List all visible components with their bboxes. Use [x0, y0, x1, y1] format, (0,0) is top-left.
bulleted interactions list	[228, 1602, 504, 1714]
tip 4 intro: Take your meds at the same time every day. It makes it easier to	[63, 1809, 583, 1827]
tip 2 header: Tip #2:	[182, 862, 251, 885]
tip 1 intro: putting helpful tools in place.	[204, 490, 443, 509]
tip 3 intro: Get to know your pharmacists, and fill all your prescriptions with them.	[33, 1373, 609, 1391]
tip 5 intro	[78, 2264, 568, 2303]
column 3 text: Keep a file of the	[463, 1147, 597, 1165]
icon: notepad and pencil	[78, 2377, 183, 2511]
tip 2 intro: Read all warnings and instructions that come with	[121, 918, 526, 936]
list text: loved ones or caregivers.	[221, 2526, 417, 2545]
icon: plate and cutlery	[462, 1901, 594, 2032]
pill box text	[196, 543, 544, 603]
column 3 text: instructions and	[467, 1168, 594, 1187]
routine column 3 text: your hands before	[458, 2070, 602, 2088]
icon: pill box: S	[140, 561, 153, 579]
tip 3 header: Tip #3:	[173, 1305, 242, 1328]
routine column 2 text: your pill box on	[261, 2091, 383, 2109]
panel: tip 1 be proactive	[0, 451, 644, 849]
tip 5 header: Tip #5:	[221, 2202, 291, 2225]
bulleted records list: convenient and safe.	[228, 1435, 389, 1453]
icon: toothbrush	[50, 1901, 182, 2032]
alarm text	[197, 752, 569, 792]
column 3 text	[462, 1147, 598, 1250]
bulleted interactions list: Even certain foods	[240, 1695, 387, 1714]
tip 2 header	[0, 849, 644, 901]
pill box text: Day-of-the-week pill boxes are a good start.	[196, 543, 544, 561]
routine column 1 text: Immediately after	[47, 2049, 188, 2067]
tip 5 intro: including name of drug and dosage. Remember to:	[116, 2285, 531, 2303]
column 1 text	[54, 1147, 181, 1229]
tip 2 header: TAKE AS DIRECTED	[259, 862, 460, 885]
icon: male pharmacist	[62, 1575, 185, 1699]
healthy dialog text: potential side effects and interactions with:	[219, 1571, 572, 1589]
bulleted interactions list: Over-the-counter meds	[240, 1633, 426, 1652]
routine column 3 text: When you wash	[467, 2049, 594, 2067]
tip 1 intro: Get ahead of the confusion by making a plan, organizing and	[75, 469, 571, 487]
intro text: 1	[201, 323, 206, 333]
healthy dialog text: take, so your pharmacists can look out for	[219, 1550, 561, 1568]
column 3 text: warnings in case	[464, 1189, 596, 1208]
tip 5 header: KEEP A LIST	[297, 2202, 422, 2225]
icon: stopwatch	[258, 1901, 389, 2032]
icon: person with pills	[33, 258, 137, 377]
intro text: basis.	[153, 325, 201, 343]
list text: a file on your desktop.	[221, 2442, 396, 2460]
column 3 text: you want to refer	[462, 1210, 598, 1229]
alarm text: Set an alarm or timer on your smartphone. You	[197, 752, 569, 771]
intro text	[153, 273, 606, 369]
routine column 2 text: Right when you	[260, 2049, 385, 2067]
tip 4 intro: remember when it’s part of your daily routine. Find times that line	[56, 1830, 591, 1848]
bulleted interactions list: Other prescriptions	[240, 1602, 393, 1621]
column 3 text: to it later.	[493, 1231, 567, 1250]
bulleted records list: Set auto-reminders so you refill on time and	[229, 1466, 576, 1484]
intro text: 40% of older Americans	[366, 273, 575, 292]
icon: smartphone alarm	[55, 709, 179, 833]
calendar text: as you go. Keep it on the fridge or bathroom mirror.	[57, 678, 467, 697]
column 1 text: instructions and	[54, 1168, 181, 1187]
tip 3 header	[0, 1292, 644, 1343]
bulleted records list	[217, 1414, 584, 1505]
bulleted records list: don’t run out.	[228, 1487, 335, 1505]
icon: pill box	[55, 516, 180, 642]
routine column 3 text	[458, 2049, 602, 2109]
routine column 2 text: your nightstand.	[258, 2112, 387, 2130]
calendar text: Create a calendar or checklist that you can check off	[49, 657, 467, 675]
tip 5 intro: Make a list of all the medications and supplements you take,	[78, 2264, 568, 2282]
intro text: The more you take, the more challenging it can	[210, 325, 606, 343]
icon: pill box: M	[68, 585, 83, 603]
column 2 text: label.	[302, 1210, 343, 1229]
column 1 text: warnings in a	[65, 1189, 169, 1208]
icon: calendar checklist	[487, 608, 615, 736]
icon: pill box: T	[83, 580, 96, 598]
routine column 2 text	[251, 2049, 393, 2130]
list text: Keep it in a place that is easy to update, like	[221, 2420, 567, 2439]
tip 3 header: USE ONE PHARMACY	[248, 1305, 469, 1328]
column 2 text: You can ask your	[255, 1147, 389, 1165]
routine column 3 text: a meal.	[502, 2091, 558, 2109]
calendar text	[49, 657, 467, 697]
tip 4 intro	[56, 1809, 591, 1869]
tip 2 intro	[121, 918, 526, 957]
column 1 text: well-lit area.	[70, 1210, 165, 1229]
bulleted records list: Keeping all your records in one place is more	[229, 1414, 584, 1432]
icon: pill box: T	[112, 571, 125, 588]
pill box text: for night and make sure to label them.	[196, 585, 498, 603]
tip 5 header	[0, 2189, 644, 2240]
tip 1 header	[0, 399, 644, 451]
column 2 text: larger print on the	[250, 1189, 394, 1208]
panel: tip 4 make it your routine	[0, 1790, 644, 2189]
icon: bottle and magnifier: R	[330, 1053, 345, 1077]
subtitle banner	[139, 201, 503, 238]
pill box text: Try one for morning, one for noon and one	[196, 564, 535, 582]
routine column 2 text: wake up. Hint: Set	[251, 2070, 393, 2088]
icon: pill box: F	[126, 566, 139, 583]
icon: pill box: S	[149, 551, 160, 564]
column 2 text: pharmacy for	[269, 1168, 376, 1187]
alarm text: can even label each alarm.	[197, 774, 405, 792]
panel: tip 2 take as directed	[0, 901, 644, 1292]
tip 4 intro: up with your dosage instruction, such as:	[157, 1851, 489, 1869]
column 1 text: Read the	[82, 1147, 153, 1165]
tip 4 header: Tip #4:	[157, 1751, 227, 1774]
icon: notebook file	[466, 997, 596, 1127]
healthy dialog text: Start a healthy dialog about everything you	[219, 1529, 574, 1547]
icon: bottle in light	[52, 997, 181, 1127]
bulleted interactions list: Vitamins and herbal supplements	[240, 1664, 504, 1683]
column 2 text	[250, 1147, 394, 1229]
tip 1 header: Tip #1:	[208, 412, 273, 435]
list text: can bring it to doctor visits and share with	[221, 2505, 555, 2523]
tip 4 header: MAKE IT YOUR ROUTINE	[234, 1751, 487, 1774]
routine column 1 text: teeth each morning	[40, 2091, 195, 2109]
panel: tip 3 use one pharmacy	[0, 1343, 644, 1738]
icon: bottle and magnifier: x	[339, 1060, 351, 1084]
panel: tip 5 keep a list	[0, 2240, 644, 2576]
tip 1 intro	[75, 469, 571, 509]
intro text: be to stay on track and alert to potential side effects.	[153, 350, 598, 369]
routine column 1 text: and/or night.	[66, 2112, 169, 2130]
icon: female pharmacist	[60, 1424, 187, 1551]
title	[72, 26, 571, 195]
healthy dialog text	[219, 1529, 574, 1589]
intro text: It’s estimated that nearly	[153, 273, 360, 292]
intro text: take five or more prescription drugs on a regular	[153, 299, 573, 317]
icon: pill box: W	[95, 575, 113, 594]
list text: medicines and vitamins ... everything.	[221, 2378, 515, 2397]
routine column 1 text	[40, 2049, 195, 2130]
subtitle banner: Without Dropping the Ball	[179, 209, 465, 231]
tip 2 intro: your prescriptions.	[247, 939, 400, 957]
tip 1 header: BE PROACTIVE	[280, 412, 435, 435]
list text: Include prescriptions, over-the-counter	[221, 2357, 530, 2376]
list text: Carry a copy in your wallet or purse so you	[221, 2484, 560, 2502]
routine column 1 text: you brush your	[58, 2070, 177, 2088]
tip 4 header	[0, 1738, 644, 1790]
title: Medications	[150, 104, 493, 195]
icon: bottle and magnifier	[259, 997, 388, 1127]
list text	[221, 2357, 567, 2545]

Do this = Could you copy the records above word for word, starting at their first line and stopping after the line that contains "icon: notepad and"?

Result for this task =
List all visible components with their bboxes. Use [x0, y0, x1, y1] format, (0,0) is top-left.
bulleted interactions list	[228, 1602, 504, 1714]
tip 4 intro: Take your meds at the same time every day. It makes it easier to	[63, 1809, 583, 1827]
tip 2 header: Tip #2:	[182, 862, 251, 885]
tip 1 intro: putting helpful tools in place.	[204, 490, 443, 509]
tip 3 intro: Get to know your pharmacists, and fill all your prescriptions with them.	[33, 1373, 609, 1391]
tip 5 intro	[78, 2264, 568, 2303]
column 3 text: Keep a file of the	[463, 1147, 597, 1165]
icon: notepad and pencil	[78, 2377, 183, 2511]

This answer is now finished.